Collection entries:
^^^^^^^^^^^^^^^^

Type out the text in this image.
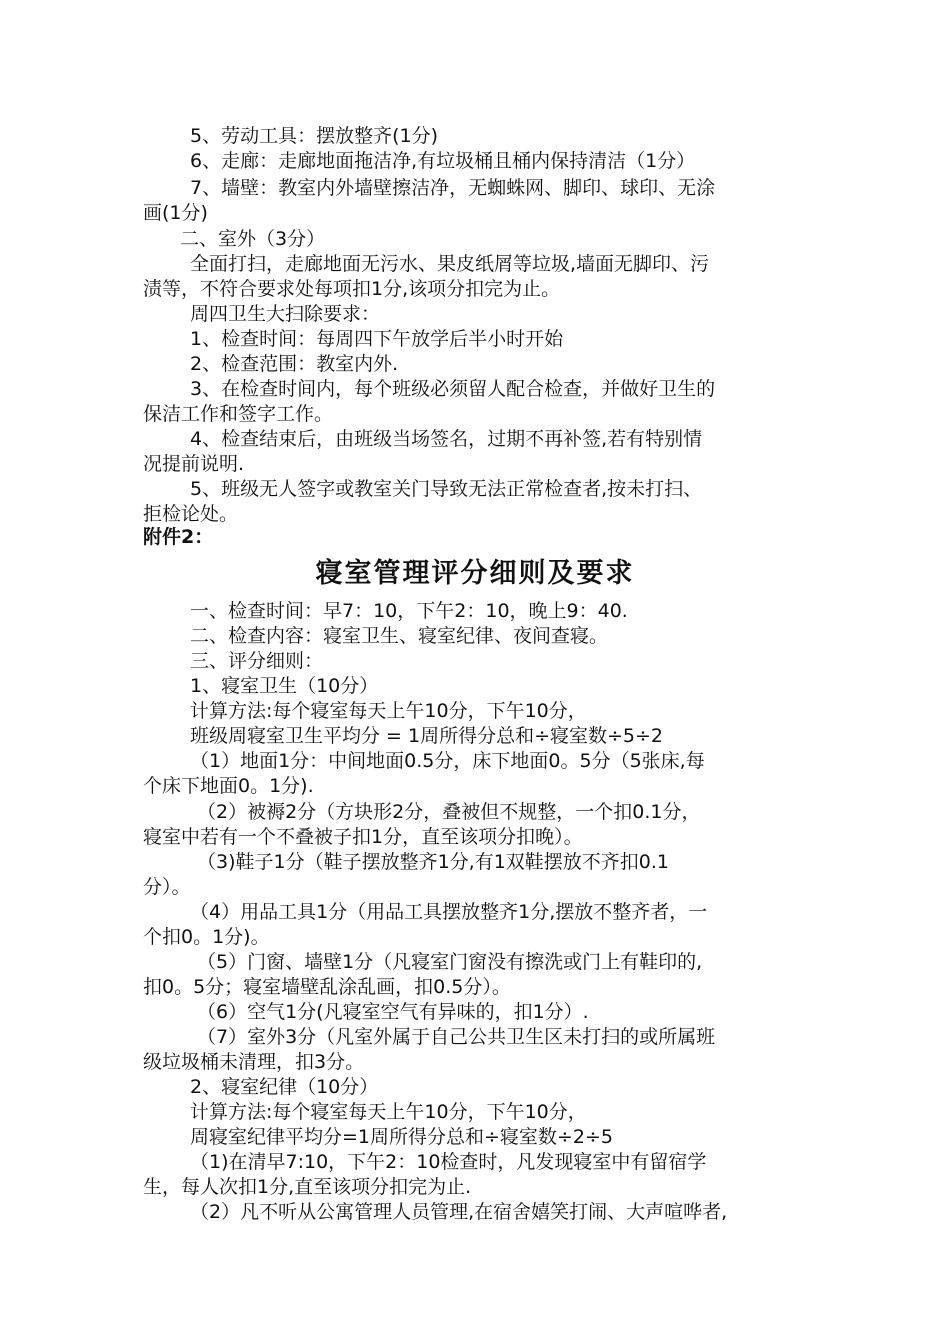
5、劳动工具：摆放整齐(1分)

6、走廊：走廊地面拖洁净,有垃圾桶且桶内保持清洁（1分）

7、墙壁：教室内外墙壁擦洁净，无蜘蛛网、脚印、球印、无涂

画(1分)

二、室外（3分）

全面打扫，走廊地面无污水、果皮纸屑等垃圾,墙面无脚印、污

渍等，不符合要求处每项扣1分,该项分扣完为止。

周四卫生大扫除要求：

1、检查时间：每周四下午放学后半小时开始

2、检查范围：教室内外.

3、在检查时间内，每个班级必须留人配合检查，并做好卫生的

保洁工作和签字工作。

4、检查结束后，由班级当场签名，过期不再补签,若有特别情

况提前说明.

5、班级无人签字或教室关门导致无法正常检查者,按未打扫、

拒检论处。

附件2：

寝室管理评分细则及要求

一、检查时间：早7：10，下午2：10，晚上9：40.

二、检查内容：寝室卫生、寝室纪律、夜间查寝。

三、评分细则：

1、寝室卫生（10分）

计算方法:每个寝室每天上午10分，下午10分，

班级周寝室卫生平均分 = 1周所得分总和÷寝室数÷5÷2

（1）地面1分：中间地面0.5分，床下地面0。5分（5张床,每

个床下地面0。1分).

（2）被褥2分（方块形2分，叠被但不规整，一个扣0.1分，

寝室中若有一个不叠被子扣1分，直至该项分扣晚）。

（3)鞋子1分（鞋子摆放整齐1分,有1双鞋摆放不齐扣0.1

分）。

（4）用品工具1分（用品工具摆放整齐1分,摆放不整齐者，一

个扣0。1分)。

（5）门窗、墙壁1分（凡寝室门窗没有擦洗或门上有鞋印的,

扣0。5分；寝室墙壁乱涂乱画，扣0.5分）。

（6）空气1分(凡寝室空气有异味的，扣1分）.

（7）室外3分（凡室外属于自己公共卫生区未打扫的或所属班

级垃圾桶未清理，扣3分。

2、寝室纪律（10分）

计算方法:每个寝室每天上午10分，下午10分，

周寝室纪律平均分=1周所得分总和÷寝室数÷2÷5

（1)在清早7:10，下午2：10检查时，凡发现寝室中有留宿学

生，每人次扣1分,直至该项分扣完为止.

（2）凡不听从公寓管理人员管理,在宿舍嬉笑打闹、大声喧哗者,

^^^^^^^^^^^^^^^^

— Your objective —
Transcribe the full listing above exactly, with the images removed.

— Finished exercise —
Type out the text in this image.
5、劳动工具：摆放整齐(1分)

6、走廊：走廊地面拖洁净,有垃圾桶且桶内保持清洁（1分）

7、墙壁：教室内外墙壁擦洁净，无蜘蛛网、脚印、球印、无涂

画(1分)

二、室外（3分）

全面打扫，走廊地面无污水、果皮纸屑等垃圾,墙面无脚印、污

渍等，不符合要求处每项扣1分,该项分扣完为止。

周四卫生大扫除要求：

1、检查时间：每周四下午放学后半小时开始

2、检查范围：教室内外.

3、在检查时间内，每个班级必须留人配合检查，并做好卫生的

保洁工作和签字工作。

4、检查结束后，由班级当场签名，过期不再补签,若有特别情

况提前说明.

5、班级无人签字或教室关门导致无法正常检查者,按未打扫、

拒检论处。

附件2：

寝室管理评分细则及要求

一、检查时间：早7：10，下午2：10，晚上9：40.

二、检查内容：寝室卫生、寝室纪律、夜间查寝。

三、评分细则：

1、寝室卫生（10分）

计算方法:每个寝室每天上午10分，下午10分，

班级周寝室卫生平均分 = 1周所得分总和÷寝室数÷5÷2

（1）地面1分：中间地面0.5分，床下地面0。5分（5张床,每

个床下地面0。1分).

（2）被褥2分（方块形2分，叠被但不规整，一个扣0.1分，

寝室中若有一个不叠被子扣1分，直至该项分扣晚）。

（3)鞋子1分（鞋子摆放整齐1分,有1双鞋摆放不齐扣0.1

分）。

（4）用品工具1分（用品工具摆放整齐1分,摆放不整齐者，一

个扣0。1分)。

（5）门窗、墙壁1分（凡寝室门窗没有擦洗或门上有鞋印的,

扣0。5分；寝室墙壁乱涂乱画，扣0.5分）。

（6）空气1分(凡寝室空气有异味的，扣1分）.

（7）室外3分（凡室外属于自己公共卫生区未打扫的或所属班

级垃圾桶未清理，扣3分。

2、寝室纪律（10分）

计算方法:每个寝室每天上午10分，下午10分，

周寝室纪律平均分=1周所得分总和÷寝室数÷2÷5

（1)在清早7:10，下午2：10检查时，凡发现寝室中有留宿学

生，每人次扣1分,直至该项分扣完为止.

（2）凡不听从公寓管理人员管理,在宿舍嬉笑打闹、大声喧哗者,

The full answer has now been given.